** Start Given entries **

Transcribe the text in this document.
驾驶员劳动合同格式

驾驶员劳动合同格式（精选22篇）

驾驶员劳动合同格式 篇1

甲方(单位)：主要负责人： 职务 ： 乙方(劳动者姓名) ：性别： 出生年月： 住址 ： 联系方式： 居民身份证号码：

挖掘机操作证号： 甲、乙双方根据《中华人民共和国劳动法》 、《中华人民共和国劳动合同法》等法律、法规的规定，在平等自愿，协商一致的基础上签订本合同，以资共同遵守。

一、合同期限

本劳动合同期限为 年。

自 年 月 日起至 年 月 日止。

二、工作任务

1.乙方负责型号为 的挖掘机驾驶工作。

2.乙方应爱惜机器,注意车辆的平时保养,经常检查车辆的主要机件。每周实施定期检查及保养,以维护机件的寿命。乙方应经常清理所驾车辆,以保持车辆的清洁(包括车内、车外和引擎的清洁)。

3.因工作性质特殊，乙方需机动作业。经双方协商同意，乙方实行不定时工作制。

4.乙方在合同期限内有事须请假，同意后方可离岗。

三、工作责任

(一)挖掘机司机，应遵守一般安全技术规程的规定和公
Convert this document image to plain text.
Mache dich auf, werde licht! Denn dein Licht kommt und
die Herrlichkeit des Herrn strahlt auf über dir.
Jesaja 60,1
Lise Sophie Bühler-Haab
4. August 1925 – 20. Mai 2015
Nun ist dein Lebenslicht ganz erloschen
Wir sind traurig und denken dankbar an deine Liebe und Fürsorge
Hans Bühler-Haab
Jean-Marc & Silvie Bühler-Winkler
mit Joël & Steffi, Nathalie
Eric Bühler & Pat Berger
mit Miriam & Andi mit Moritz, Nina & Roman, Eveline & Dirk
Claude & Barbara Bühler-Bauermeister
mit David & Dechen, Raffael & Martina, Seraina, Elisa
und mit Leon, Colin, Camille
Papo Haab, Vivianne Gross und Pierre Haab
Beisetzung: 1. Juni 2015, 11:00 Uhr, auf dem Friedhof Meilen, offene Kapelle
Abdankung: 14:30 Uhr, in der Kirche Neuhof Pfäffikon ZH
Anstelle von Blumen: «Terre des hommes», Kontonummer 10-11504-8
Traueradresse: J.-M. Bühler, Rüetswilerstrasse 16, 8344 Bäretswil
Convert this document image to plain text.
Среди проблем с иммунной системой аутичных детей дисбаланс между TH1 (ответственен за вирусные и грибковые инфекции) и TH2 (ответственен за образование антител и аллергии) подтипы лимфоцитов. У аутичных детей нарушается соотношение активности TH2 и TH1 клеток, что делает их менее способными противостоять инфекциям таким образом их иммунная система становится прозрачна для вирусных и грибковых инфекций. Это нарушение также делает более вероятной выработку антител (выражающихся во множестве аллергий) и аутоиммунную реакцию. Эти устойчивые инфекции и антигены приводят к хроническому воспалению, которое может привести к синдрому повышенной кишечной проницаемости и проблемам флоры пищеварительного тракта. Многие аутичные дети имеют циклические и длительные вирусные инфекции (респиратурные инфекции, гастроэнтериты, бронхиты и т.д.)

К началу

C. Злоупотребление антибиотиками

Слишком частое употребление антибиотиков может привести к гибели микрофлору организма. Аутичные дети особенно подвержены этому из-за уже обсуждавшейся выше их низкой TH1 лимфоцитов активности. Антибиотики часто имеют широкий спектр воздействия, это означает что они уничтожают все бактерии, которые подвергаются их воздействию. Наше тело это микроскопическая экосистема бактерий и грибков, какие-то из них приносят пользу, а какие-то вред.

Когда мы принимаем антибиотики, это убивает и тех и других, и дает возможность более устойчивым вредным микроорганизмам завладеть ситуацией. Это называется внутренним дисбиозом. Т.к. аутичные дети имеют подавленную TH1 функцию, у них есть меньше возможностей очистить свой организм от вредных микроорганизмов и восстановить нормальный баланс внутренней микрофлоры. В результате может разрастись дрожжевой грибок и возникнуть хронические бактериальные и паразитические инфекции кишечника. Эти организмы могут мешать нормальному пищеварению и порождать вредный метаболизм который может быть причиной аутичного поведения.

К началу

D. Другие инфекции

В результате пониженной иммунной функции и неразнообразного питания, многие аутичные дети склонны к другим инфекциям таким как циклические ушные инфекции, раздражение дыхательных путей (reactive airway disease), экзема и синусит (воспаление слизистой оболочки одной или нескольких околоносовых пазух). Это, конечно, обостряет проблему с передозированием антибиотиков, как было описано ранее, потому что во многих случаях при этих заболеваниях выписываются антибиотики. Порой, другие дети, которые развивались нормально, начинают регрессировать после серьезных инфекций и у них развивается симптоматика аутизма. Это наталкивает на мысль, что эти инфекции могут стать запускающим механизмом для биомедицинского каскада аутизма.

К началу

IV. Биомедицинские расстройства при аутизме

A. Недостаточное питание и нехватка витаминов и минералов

** End Given entries **

* Your objective
Transcribe every record above exactly as it appears.

* Result below
Transcribe the text in this document.
驾驶员劳动合同格式

驾驶员劳动合同格式（精选22篇）

驾驶员劳动合同格式 篇1

甲方(单位)：主要负责人： 职务 ： 乙方(劳动者姓名) ：性别： 出生年月： 住址 ： 联系方式： 居民身份证号码：

挖掘机操作证号： 甲、乙双方根据《中华人民共和国劳动法》 、《中华人民共和国劳动合同法》等法律、法规的规定，在平等自愿，协商一致的基础上签订本合同，以资共同遵守。

一、合同期限

本劳动合同期限为 年。

自 年 月 日起至 年 月 日止。

二、工作任务

1.乙方负责型号为 的挖掘机驾驶工作。

2.乙方应爱惜机器,注意车辆的平时保养,经常检查车辆的主要机件。每周实施定期检查及保养,以维护机件的寿命。乙方应经常清理所驾车辆,以保持车辆的清洁(包括车内、车外和引擎的清洁)。

3.因工作性质特殊，乙方需机动作业。经双方协商同意，乙方实行不定时工作制。

4.乙方在合同期限内有事须请假，同意后方可离岗。

三、工作责任

(一)挖掘机司机，应遵守一般安全技术规程的规定和公
Convert this document image to plain text.
Mache dich auf, werde licht! Denn dein Licht kommt und
die Herrlichkeit des Herrn strahlt auf über dir.
Jesaja 60,1
Lise Sophie Bühler-Haab
4. August 1925 – 20. Mai 2015
Nun ist dein Lebenslicht ganz erloschen
Wir sind traurig und denken dankbar an deine Liebe und Fürsorge
Hans Bühler-Haab
Jean-Marc & Silvie Bühler-Winkler
mit Joël & Steffi, Nathalie
Eric Bühler & Pat Berger
mit Miriam & Andi mit Moritz, Nina & Roman, Eveline & Dirk
Claude & Barbara Bühler-Bauermeister
mit David & Dechen, Raffael & Martina, Seraina, Elisa
und mit Leon, Colin, Camille
Papo Haab, Vivianne Gross und Pierre Haab
Beisetzung: 1. Juni 2015, 11:00 Uhr, auf dem Friedhof Meilen, offene Kapelle
Abdankung: 14:30 Uhr, in der Kirche Neuhof Pfäffikon ZH
Anstelle von Blumen: «Terre des hommes», Kontonummer 10-11504-8
Traueradresse: J.-M. Bühler, Rüetswilerstrasse 16, 8344 Bäretswil
Convert this document image to plain text.
Среди проблем с иммунной системой аутичных детей дисбаланс между TH1 (ответственен за вирусные и грибковые инфекции) и TH2 (ответственен за образование антител и аллергии) подтипы лимфоцитов. У аутичных детей нарушается соотношение активности TH2 и TH1 клеток, что делает их менее способными противостоять инфекциям таким образом их иммунная система становится прозрачна для вирусных и грибковых инфекций. Это нарушение также делает более вероятной выработку антител (выражающихся во множестве аллергий) и аутоиммунную реакцию. Эти устойчивые инфекции и антигены приводят к хроническому воспалению, которое может привести к синдрому повышенной кишечной проницаемости и проблемам флоры пищеварительного тракта. Многие аутичные дети имеют циклические и длительные вирусные инфекции (респиратурные инфекции, гастроэнтериты, бронхиты и т.д.)

К началу

C. Злоупотребление антибиотиками

Слишком частое употребление антибиотиков может привести к гибели микрофлору организма. Аутичные дети особенно подвержены этому из-за уже обсуждавшейся выше их низкой TH1 лимфоцитов активности. Антибиотики часто имеют широкий спектр воздействия, это означает что они уничтожают все бактерии, которые подвергаются их воздействию. Наше тело это микроскопическая экосистема бактерий и грибков, какие-то из них приносят пользу, а какие-то вред.

Когда мы принимаем антибиотики, это убивает и тех и других, и дает возможность более устойчивым вредным микроорганизмам завладеть ситуацией. Это называется внутренним дисбиозом. Т.к. аутичные дети имеют подавленную TH1 функцию, у них есть меньше возможностей очистить свой организм от вредных микроорганизмов и восстановить нормальный баланс внутренней микрофлоры. В результате может разрастись дрожжевой грибок и возникнуть хронические бактериальные и паразитические инфекции кишечника. Эти организмы могут мешать нормальному пищеварению и порождать вредный метаболизм который может быть причиной аутичного поведения.

К началу

D. Другие инфекции

В результате пониженной иммунной функции и неразнообразного питания, многие аутичные дети склонны к другим инфекциям таким как циклические ушные инфекции, раздражение дыхательных путей (reactive airway disease), экзема и синусит (воспаление слизистой оболочки одной или нескольких околоносовых пазух). Это, конечно, обостряет проблему с передозированием антибиотиков, как было описано ранее, потому что во многих случаях при этих заболеваниях выписываются антибиотики. Порой, другие дети, которые развивались нормально, начинают регрессировать после серьезных инфекций и у них развивается симптоматика аутизма. Это наталкивает на мысль, что эти инфекции могут стать запускающим механизмом для биомедицинского каскада аутизма.

К началу

IV. Биомедицинские расстройства при аутизме

A. Недостаточное питание и нехватка витаминов и минералов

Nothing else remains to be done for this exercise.